--- START OF PROVIDED RECORDS ---

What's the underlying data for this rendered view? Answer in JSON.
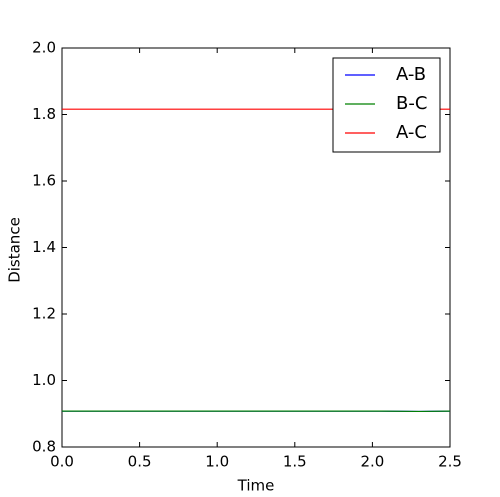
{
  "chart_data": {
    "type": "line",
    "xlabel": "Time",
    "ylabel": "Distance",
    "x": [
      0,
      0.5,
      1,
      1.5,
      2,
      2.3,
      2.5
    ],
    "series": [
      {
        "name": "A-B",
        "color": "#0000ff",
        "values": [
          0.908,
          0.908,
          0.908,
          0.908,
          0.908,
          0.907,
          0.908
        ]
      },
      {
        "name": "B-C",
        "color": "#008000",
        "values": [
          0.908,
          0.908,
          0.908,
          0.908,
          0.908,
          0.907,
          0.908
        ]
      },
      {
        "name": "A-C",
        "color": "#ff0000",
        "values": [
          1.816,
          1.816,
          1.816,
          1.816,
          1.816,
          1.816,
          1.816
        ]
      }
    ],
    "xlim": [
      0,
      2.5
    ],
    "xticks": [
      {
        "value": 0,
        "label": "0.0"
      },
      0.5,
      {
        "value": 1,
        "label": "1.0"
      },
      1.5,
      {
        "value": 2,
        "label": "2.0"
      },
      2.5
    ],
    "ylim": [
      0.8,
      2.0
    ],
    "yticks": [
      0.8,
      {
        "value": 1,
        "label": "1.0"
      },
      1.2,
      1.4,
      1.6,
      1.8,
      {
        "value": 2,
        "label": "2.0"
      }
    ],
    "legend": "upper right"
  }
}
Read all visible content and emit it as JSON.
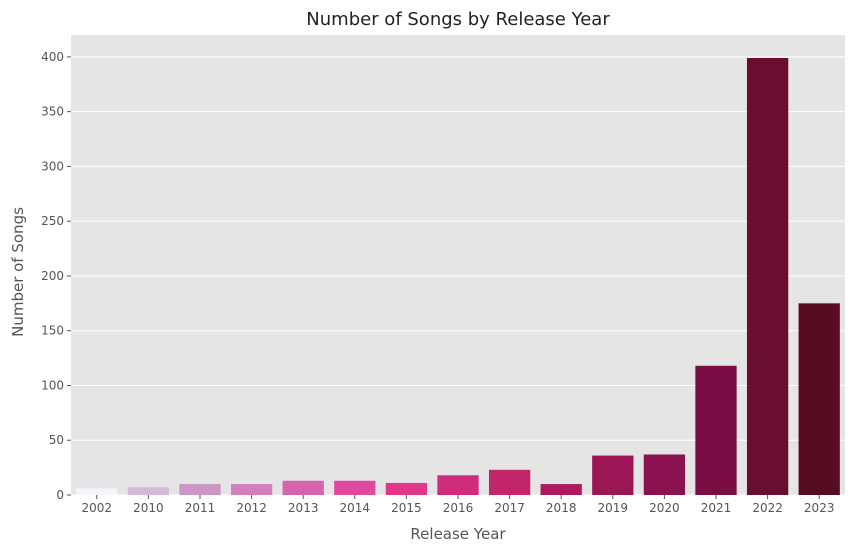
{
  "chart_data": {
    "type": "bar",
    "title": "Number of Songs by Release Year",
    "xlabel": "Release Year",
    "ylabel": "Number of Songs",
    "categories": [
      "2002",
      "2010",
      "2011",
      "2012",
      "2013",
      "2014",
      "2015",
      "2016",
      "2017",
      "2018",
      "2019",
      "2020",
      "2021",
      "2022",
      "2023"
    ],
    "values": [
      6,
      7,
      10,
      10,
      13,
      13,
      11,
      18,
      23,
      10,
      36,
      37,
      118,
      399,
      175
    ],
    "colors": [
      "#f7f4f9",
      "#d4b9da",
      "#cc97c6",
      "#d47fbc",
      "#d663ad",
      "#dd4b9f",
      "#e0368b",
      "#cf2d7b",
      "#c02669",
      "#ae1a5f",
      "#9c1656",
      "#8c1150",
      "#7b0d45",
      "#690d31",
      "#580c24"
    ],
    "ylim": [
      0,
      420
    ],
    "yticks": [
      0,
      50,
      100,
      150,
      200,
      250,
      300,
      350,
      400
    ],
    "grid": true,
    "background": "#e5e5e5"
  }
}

--- END OF PROVIDED RECORDS ---

# [EXERCISE]
Copy out each line of the records that holds the string "Year".

# [FINISHED TASK]
    "title": "Number of Songs by Release Year",
    "xlabel": "Release Year",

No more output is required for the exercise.